[Collection entries]
--- BEGIN ---

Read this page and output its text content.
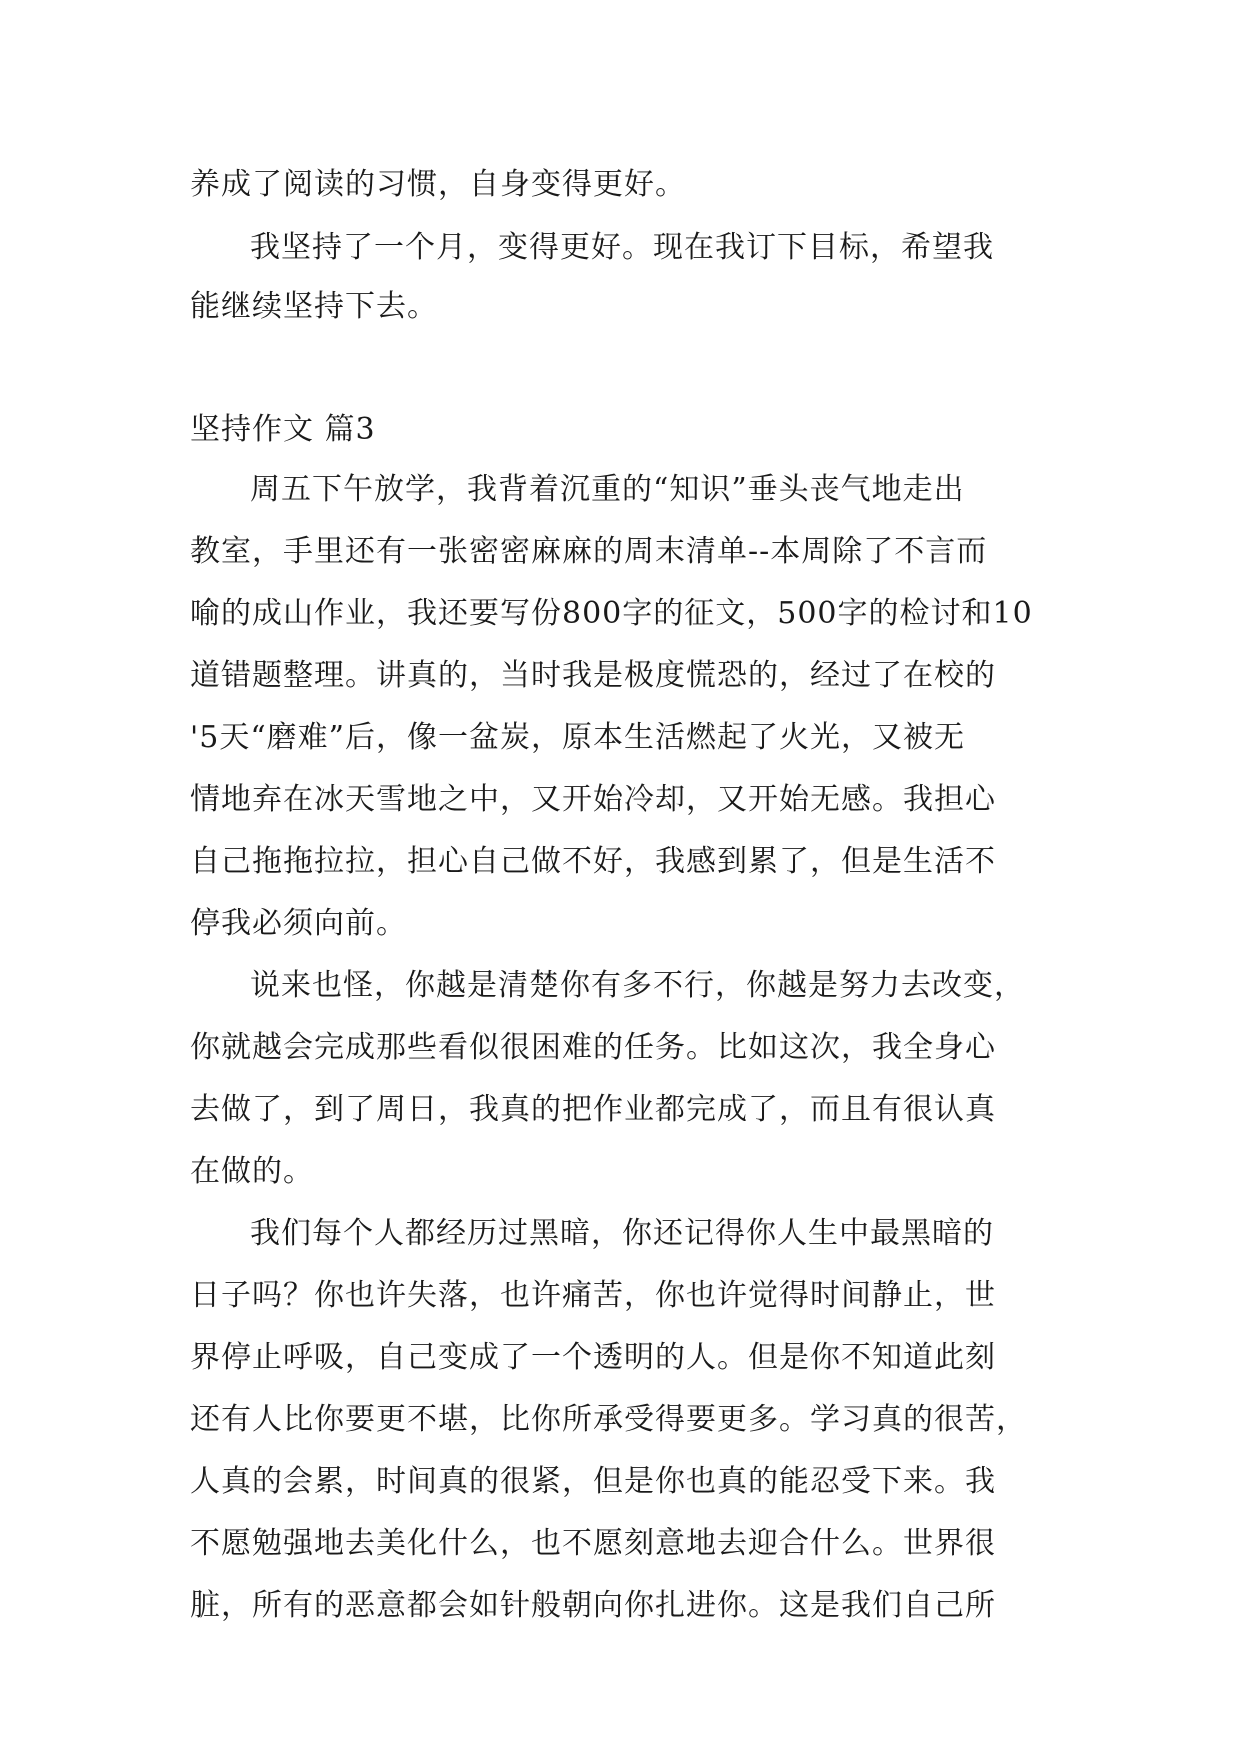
养成了阅读的习惯，自身变得更好。
我坚持了一个月，变得更好。现在我订下目标，希望我
能继续坚持下去。
坚持作文 篇3
周五下午放学，我背着沉重的“知识”垂头丧气地走出
教室，手里还有一张密密麻麻的周末清单--本周除了不言而
喻的成山作业，我还要写份800字的征文，500字的检讨和10
道错题整理。讲真的，当时我是极度慌恐的，经过了在校的
'5天“磨难”后，像一盆炭，原本生活燃起了火光，又被无
情地弃在冰天雪地之中，又开始冷却，又开始无感。我担心
自己拖拖拉拉，担心自己做不好，我感到累了，但是生活不
停我必须向前。
说来也怪，你越是清楚你有多不行，你越是努力去改变，
你就越会完成那些看似很困难的任务。比如这次，我全身心
去做了，到了周日，我真的把作业都完成了，而且有很认真
在做的。
我们每个人都经历过黑暗，你还记得你人生中最黑暗的
日子吗？你也许失落，也许痛苦，你也许觉得时间静止，世
界停止呼吸，自己变成了一个透明的人。但是你不知道此刻
还有人比你要更不堪，比你所承受得要更多。学习真的很苦，
人真的会累，时间真的很紧，但是你也真的能忍受下来。我
不愿勉强地去美化什么，也不愿刻意地去迎合什么。世界很
脏，所有的恶意都会如针般朝向你扎进你。这是我们自己所
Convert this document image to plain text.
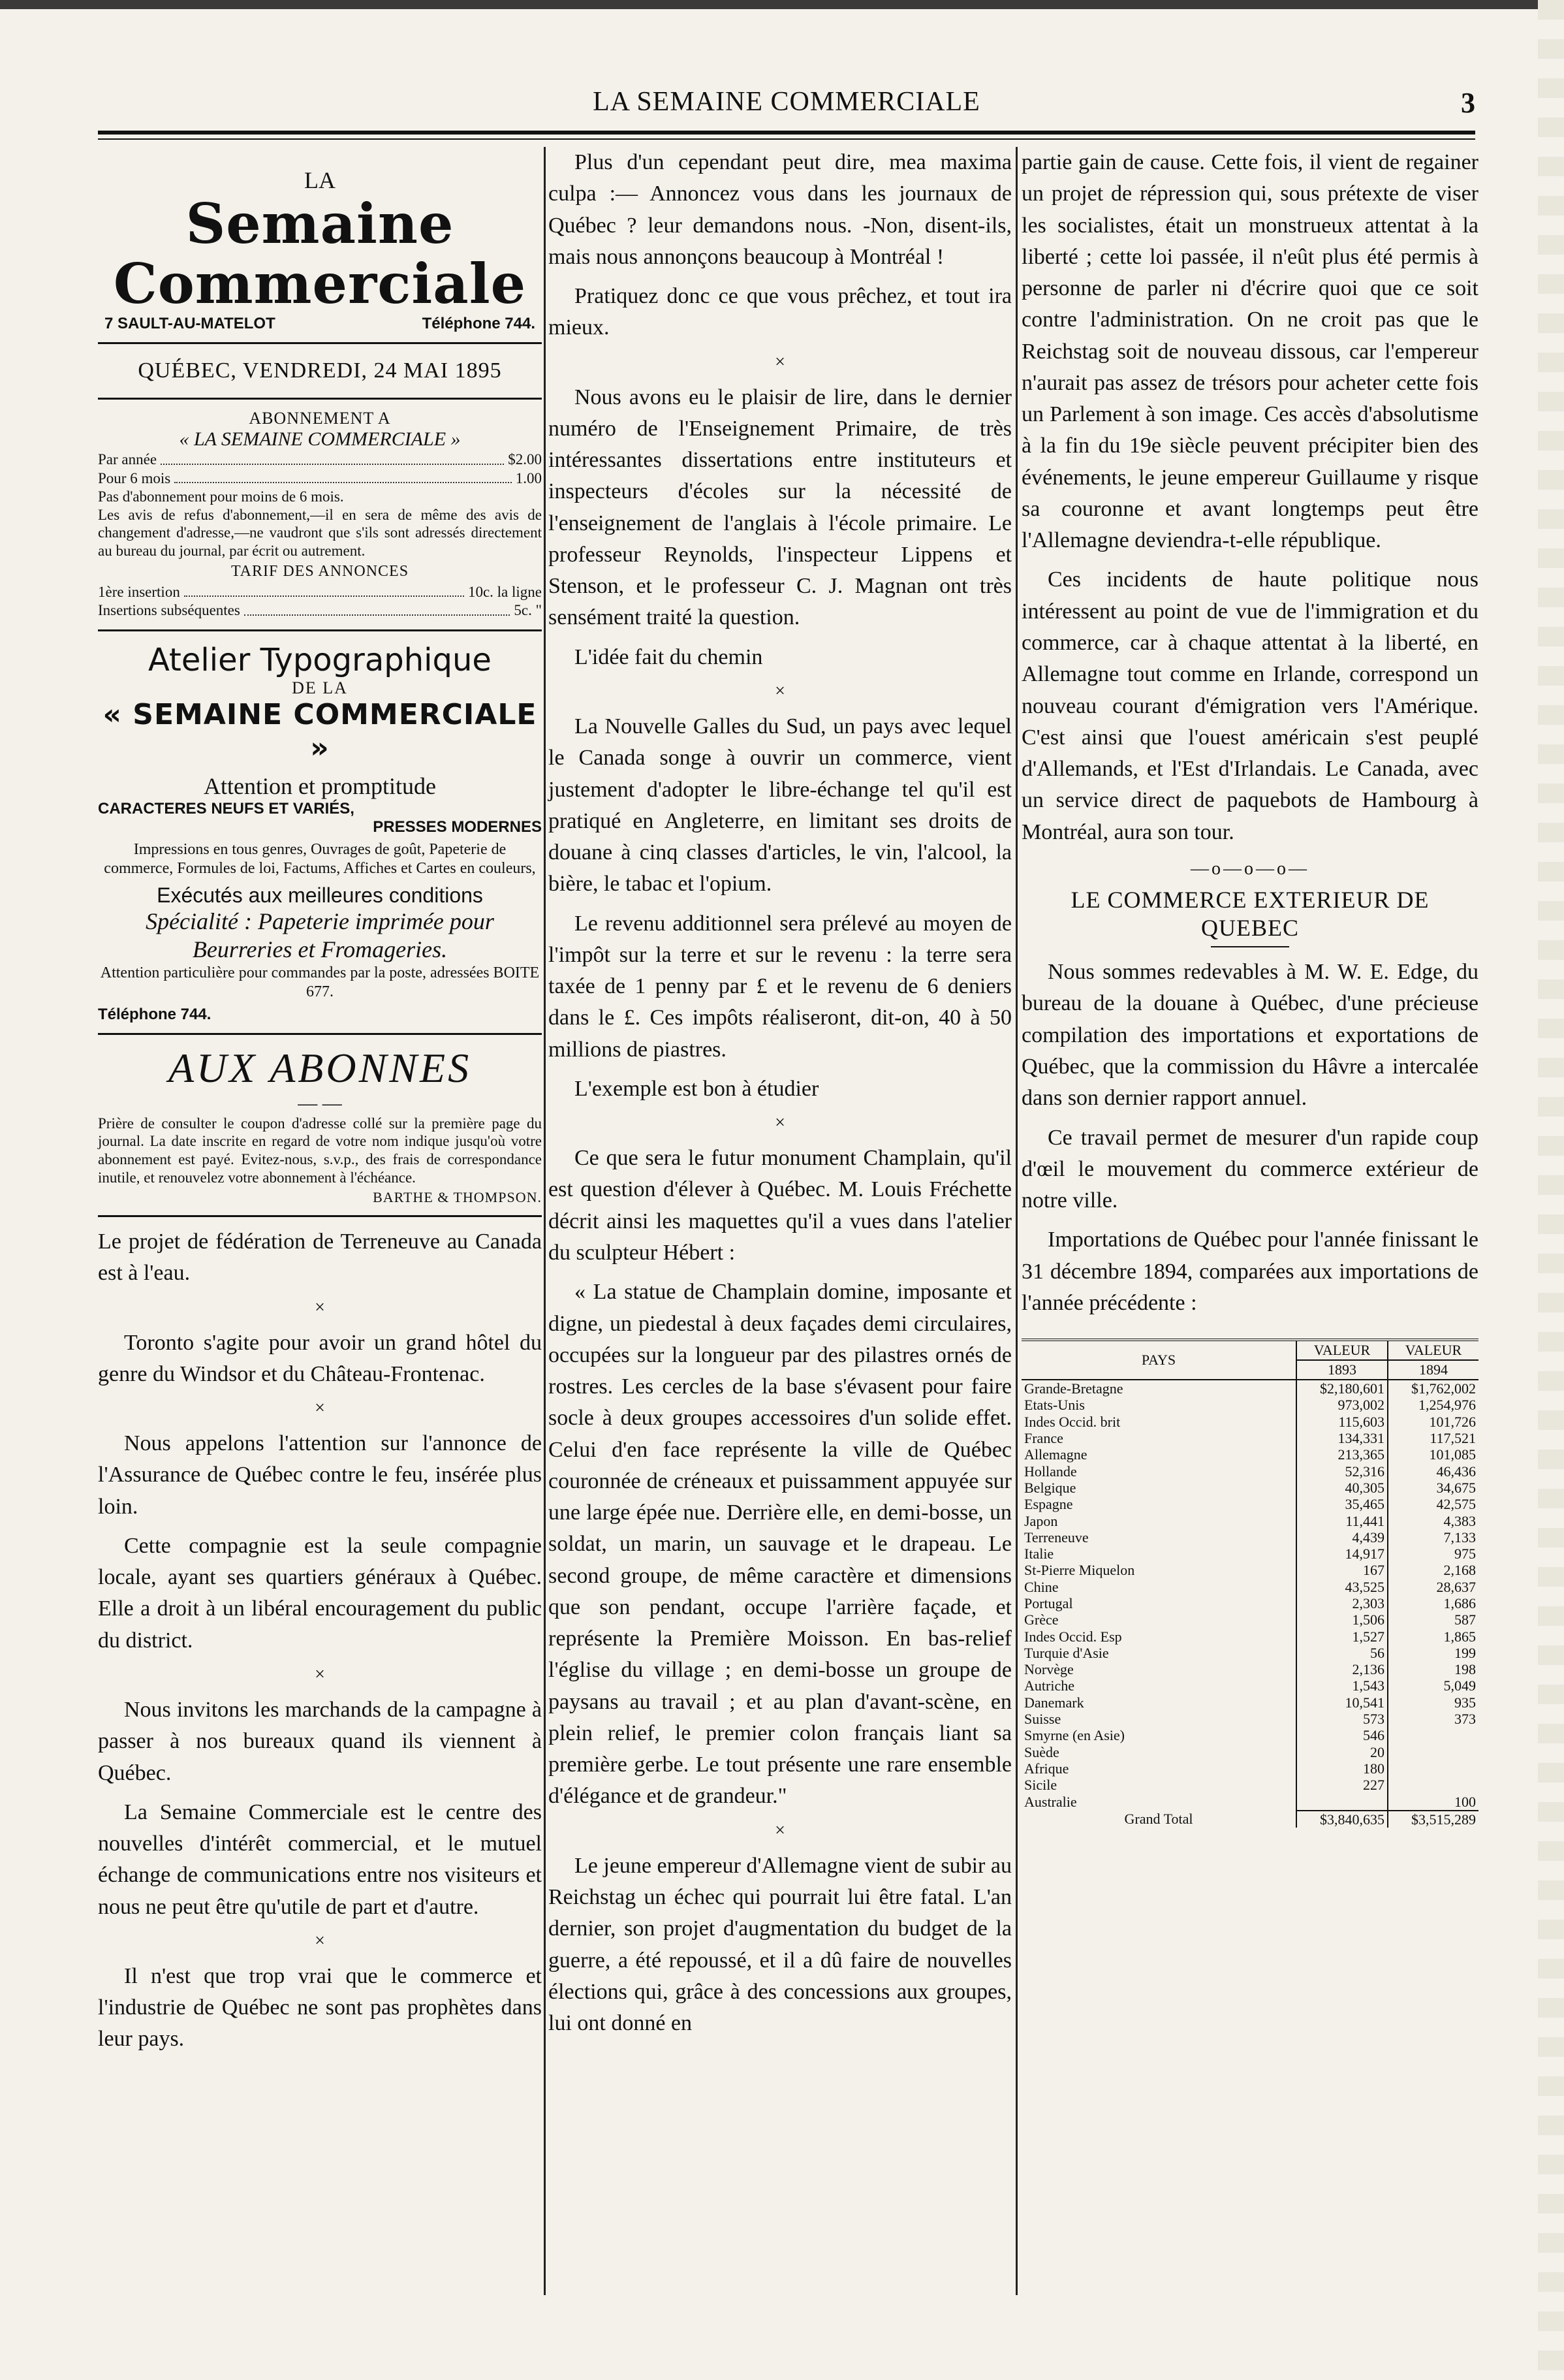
LA SEMAINE COMMERCIALE	3
LA
Semaine Commerciale
7 SAULT-AU-MATELOT	Téléphone 744.
QUÉBEC, VENDREDI, 24 MAI 1895
ABONNEMENT A
« LA SEMAINE COMMERCIALE »
Par année	$2.00
Pour 6 mois	1.00

Pas d'abonnement pour moins de 6 mois.

Les avis de refus d'abonnement,—il en sera de même des avis de changement d'adresse,—ne vaudront que s'ils sont adressés directement au bureau du journal, par écrit ou autrement.

TARIF DES ANNONCES
1ère insertion	10c. la ligne
Insertions subséquentes	5c. "
Atelier Typographique
DE LA
« SEMAINE COMMERCIALE »
Attention et promptitude
CARACTERES NEUFS ET VARIÉS,
PRESSES MODERNES
Impressions en tous genres, Ouvrages de goût, Papeterie de commerce, Formules de loi, Factums, Affiches et Cartes en couleurs,
Exécutés aux meilleures conditions
Spécialité : Papeterie imprimée pour Beurreries et Fromageries.
Attention particulière pour commandes par la poste, adressées BOITE 677.
Téléphone 744.
AUX ABONNES
— —

Prière de consulter le coupon d'adresse collé sur la première page du journal. La date inscrite en regard de votre nom indique jusqu'où votre abonnement est payé. Evitez-nous, s.v.p., des frais de correspondance inutile, et renouvelez votre abonnement à l'échéance.

BARTHE & THOMPSON.

Le projet de fédération de Terreneuve au Canada est à l'eau.

×

Toronto s'agite pour avoir un grand hôtel du genre du Windsor et du Château-Frontenac.

×

Nous appelons l'attention sur l'annonce de l'Assurance de Québec contre le feu, insérée plus loin.

Cette compagnie est la seule compagnie locale, ayant ses quartiers généraux à Québec. Elle a droit à un libéral encouragement du public du district.

×

Nous invitons les marchands de la campagne à passer à nos bureaux quand ils viennent à Québec.

La Semaine Commerciale est le centre des nouvelles d'intérêt commercial, et le mutuel échange de communications entre nos visiteurs et nous ne peut être qu'utile de part et d'autre.

×

Il n'est que trop vrai que le commerce et l'industrie de Québec ne sont pas prophètes dans leur pays.

Plus d'un cependant peut dire, mea maxima culpa :— Annoncez vous dans les journaux de Québec ? leur demandons nous. -Non, disent-ils, mais nous annonçons beaucoup à Montréal !

Pratiquez donc ce que vous prêchez, et tout ira mieux.

×

Nous avons eu le plaisir de lire, dans le dernier numéro de l'Enseignement Primaire, de très intéressantes dissertations entre instituteurs et inspecteurs d'écoles sur la nécessité de l'enseignement de l'anglais à l'école primaire. Le professeur Reynolds, l'inspecteur Lippens et Stenson, et le professeur C. J. Magnan ont très sensément traité la question.

L'idée fait du chemin

×

La Nouvelle Galles du Sud, un pays avec lequel le Canada songe à ouvrir un commerce, vient justement d'adopter le libre-échange tel qu'il est pratiqué en Angleterre, en limitant ses droits de douane à cinq classes d'articles, le vin, l'alcool, la bière, le tabac et l'opium.

Le revenu additionnel sera prélevé au moyen de l'impôt sur la terre et sur le revenu : la terre sera taxée de 1 penny par £ et le revenu de 6 deniers dans le £. Ces impôts réaliseront, dit-on, 40 à 50 millions de piastres.

L'exemple est bon à étudier

×

Ce que sera le futur monument Champlain, qu'il est question d'élever à Québec. M. Louis Fréchette décrit ainsi les maquettes qu'il a vues dans l'atelier du sculpteur Hébert :

« La statue de Champlain domine, imposante et digne, un piedestal à deux façades demi circulaires, occupées sur la longueur par des pilastres ornés de rostres. Les cercles de la base s'évasent pour faire socle à deux groupes accessoires d'un solide effet. Celui d'en face représente la ville de Québec couronnée de créneaux et puissamment appuyée sur une large épée nue. Derrière elle, en demi-bosse, un soldat, un marin, un sauvage et le drapeau. Le second groupe, de même caractère et dimensions que son pendant, occupe l'arrière façade, et représente la Première Moisson. En bas-relief l'église du village ; en demi-bosse un groupe de paysans au travail ; et au plan d'avant-scène, en plein relief, le premier colon français liant sa première gerbe. Le tout présente une rare ensemble d'élégance et de grandeur."

×

Le jeune empereur d'Allemagne vient de subir au Reichstag un échec qui pourrait lui être fatal. L'an dernier, son projet d'augmentation du budget de la guerre, a été repoussé, et il a dû faire de nouvelles élections qui, grâce à des concessions aux groupes, lui ont donné en

partie gain de cause. Cette fois, il vient de regainer un projet de répression qui, sous prétexte de viser les socialistes, était un monstrueux attentat à la liberté ; cette loi passée, il n'eût plus été permis à personne de parler ni d'écrire quoi que ce soit contre l'administration. On ne croit pas que le Reichstag soit de nouveau dissous, car l'empereur n'aurait pas assez de trésors pour acheter cette fois un Parlement à son image. Ces accès d'absolutisme à la fin du 19e siècle peuvent précipiter bien des événements, le jeune empereur Guillaume y risque sa couronne et avant longtemps peut être l'Allemagne deviendra-t-elle république.

Ces incidents de haute politique nous intéressent au point de vue de l'immigration et du commerce, car à chaque attentat à la liberté, en Allemagne tout comme en Irlande, correspond un nouveau courant d'émigration vers l'Amérique. C'est ainsi que l'ouest américain s'est peuplé d'Allemands, et l'Est d'Irlandais. Le Canada, avec un service direct de paquebots de Hambourg à Montréal, aura son tour.

—o—o—o—
LE COMMERCE EXTERIEUR DE QUEBEC

Nous sommes redevables à M. W. E. Edge, du bureau de la douane à Québec, d'une précieuse compilation des importations et exportations de Québec, que la commission du Hâvre a intercalée dans son dernier rapport annuel.

Ce travail permet de mesurer d'un rapide coup d'œil le mouvement du commerce extérieur de notre ville.

Importations de Québec pour l'année finissant le 31 décembre 1894, comparées aux importations de l'année précédente :

PAYS	VALEUR	VALEUR
	1893	1894
Grande-Bretagne	$2,180,601	$1,762,002
Etats-Unis	973,002	1,254,976
Indes Occid. brit	115,603	101,726
France	134,331	117,521
Allemagne	213,365	101,085
Hollande	52,316	46,436
Belgique	40,305	34,675
Espagne	35,465	42,575
Japon	11,441	4,383
Terreneuve	4,439	7,133
Italie	14,917	975
St-Pierre Miquelon	167	2,168
Chine	43,525	28,637
Portugal	2,303	1,686
Grèce	1,506	587
Indes Occid. Esp	1,527	1,865
Turquie d'Asie	56	199
Norvège	2,136	198
Autriche	1,543	5,049
Danemark	10,541	935
Suisse	573	373
Smyrne (en Asie)	546	
Suède	20	
Afrique	180	
Sicile	227	
Australie		100
Grand Total	$3,840,635	$3,515,289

--- END ---

Problem description: Find the word "sont" in the data and show each line that holds it.

Exercise response:
Les avis de refus d'abonnement,—il en sera de même des avis de changement d'adresse,—ne vaudront que s'ils sont adressés directement au bureau du journal, par écrit ou autrement.
Il n'est que trop vrai que le commerce et l'industrie de Québec ne sont pas prophètes dans leur pays.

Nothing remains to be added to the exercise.